• _PROBLEM TO WORK ON_: Look through the records and report how many lines include the word "that", with no other words.

___ DATA PROVIDED ___

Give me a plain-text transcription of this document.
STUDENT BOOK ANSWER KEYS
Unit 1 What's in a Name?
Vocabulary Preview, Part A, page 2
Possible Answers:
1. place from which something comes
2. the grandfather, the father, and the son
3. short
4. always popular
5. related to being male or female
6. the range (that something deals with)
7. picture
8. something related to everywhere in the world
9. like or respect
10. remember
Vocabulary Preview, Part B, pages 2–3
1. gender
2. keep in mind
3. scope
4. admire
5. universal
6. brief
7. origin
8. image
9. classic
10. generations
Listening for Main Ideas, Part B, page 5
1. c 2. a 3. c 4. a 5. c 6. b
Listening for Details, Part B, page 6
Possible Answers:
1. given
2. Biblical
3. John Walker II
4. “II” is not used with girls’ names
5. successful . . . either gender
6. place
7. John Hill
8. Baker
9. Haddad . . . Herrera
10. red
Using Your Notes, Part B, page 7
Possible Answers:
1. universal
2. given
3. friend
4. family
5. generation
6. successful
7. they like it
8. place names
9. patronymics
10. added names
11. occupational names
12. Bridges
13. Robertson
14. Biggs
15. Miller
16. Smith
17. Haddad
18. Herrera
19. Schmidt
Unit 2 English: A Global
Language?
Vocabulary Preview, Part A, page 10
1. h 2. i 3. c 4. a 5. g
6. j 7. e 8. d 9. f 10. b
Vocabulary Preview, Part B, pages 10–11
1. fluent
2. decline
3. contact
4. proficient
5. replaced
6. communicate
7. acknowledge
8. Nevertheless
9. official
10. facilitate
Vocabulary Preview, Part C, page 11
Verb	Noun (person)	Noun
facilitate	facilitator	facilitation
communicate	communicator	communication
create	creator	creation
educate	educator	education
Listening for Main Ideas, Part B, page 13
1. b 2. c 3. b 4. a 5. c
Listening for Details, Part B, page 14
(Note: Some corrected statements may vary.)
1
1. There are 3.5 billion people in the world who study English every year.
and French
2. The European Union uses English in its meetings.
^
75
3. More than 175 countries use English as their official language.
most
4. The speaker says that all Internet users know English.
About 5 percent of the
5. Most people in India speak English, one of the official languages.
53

___

• _WRITTEN RESPONSE_: 2